-- EXERCISE INSTRUCTIONS --
Omit every picture and output the rest of the records exactly as they are.
═══ MATERIAL FOR THIS TASK ═══
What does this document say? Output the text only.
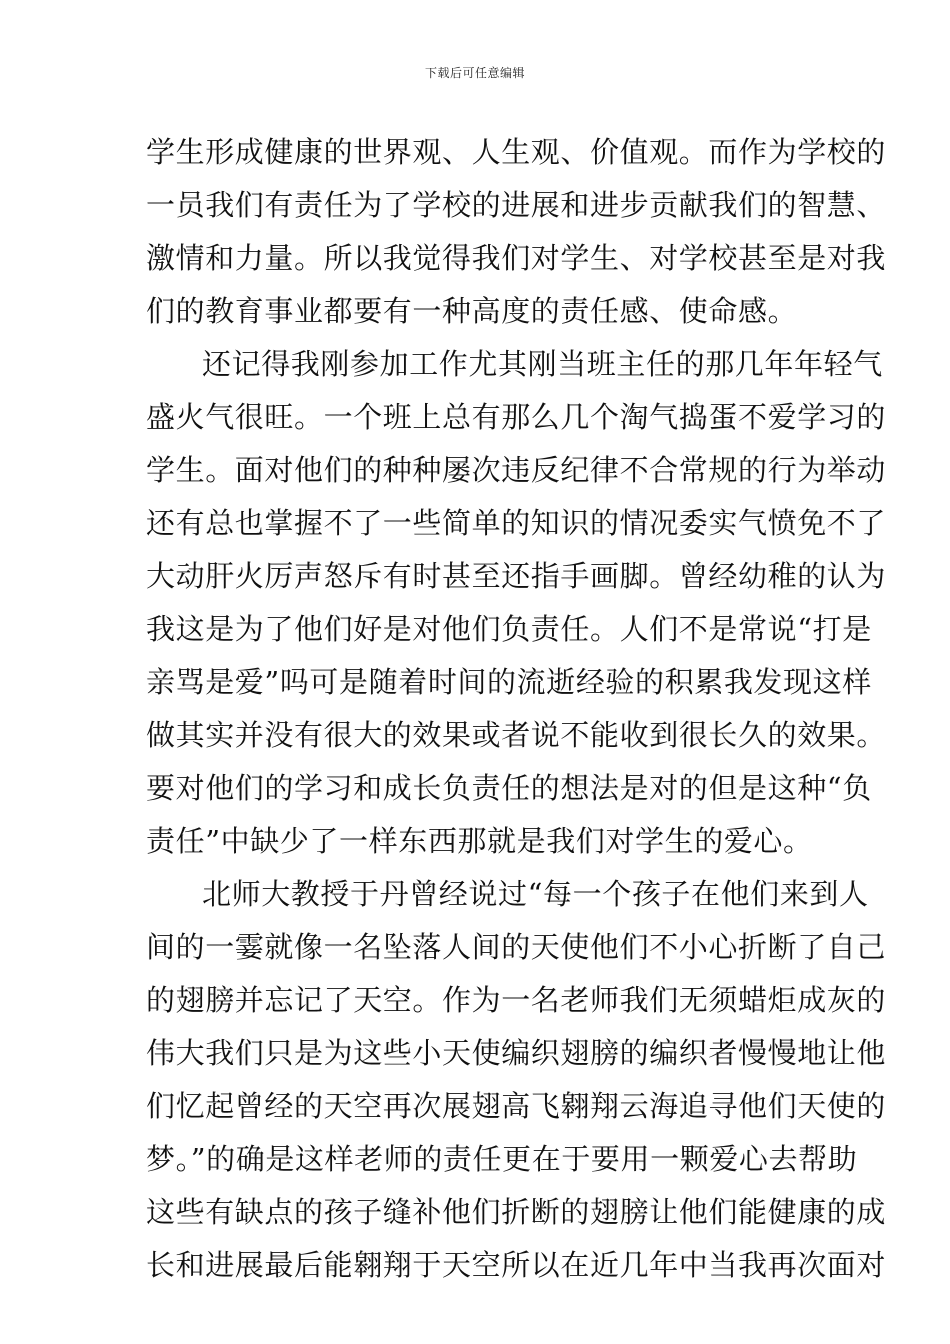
下载后可任意编辑
学生形成健康的世界观、人生观、价值观。而作为学校的
一员我们有责任为了学校的进展和进步贡献我们的智慧、
激情和力量。所以我觉得我们对学生、对学校甚至是对我
们的教育事业都要有一种高度的责任感、使命感。
还记得我刚参加工作尤其刚当班主任的那几年年轻气
盛火气很旺。一个班上总有那么几个淘气捣蛋不爱学习的
学生。面对他们的种种屡次违反纪律不合常规的行为举动
还有总也掌握不了一些简单的知识的情况委实气愤免不了
大动肝火厉声怒斥有时甚至还指手画脚。曾经幼稚的认为
我这是为了他们好是对他们负责任。人们不是常说“打是
亲骂是爱”吗可是随着时间的流逝经验的积累我发现这样
做其实并没有很大的效果或者说不能收到很长久的效果。
要对他们的学习和成长负责任的想法是对的但是这种“负
责任”中缺少了一样东西那就是我们对学生的爱心。
北师大教授于丹曾经说过“每一个孩子在他们来到人
间的一霎就像一名坠落人间的天使他们不小心折断了自己
的翅膀并忘记了天空。作为一名老师我们无须蜡炬成灰的
伟大我们只是为这些小天使编织翅膀的编织者慢慢地让他
们忆起曾经的天空再次展翅高飞翱翔云海追寻他们天使的
梦。”的确是这样老师的责任更在于要用一颗爱心去帮助
这些有缺点的孩子缝补他们折断的翅膀让他们能健康的成
长和进展最后能翱翔于天空所以在近几年中当我再次面对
═══
-- CORRECT RESULT --
What does this document say? Output the text only.
下载后可任意编辑
学生形成健康的世界观、人生观、价值观。而作为学校的
一员我们有责任为了学校的进展和进步贡献我们的智慧、
激情和力量。所以我觉得我们对学生、对学校甚至是对我
们的教育事业都要有一种高度的责任感、使命感。
还记得我刚参加工作尤其刚当班主任的那几年年轻气
盛火气很旺。一个班上总有那么几个淘气捣蛋不爱学习的
学生。面对他们的种种屡次违反纪律不合常规的行为举动
还有总也掌握不了一些简单的知识的情况委实气愤免不了
大动肝火厉声怒斥有时甚至还指手画脚。曾经幼稚的认为
我这是为了他们好是对他们负责任。人们不是常说“打是
亲骂是爱”吗可是随着时间的流逝经验的积累我发现这样
做其实并没有很大的效果或者说不能收到很长久的效果。
要对他们的学习和成长负责任的想法是对的但是这种“负
责任”中缺少了一样东西那就是我们对学生的爱心。
北师大教授于丹曾经说过“每一个孩子在他们来到人
间的一霎就像一名坠落人间的天使他们不小心折断了自己
的翅膀并忘记了天空。作为一名老师我们无须蜡炬成灰的
伟大我们只是为这些小天使编织翅膀的编织者慢慢地让他
们忆起曾经的天空再次展翅高飞翱翔云海追寻他们天使的
梦。”的确是这样老师的责任更在于要用一颗爱心去帮助
这些有缺点的孩子缝补他们折断的翅膀让他们能健康的成
长和进展最后能翱翔于天空所以在近几年中当我再次面对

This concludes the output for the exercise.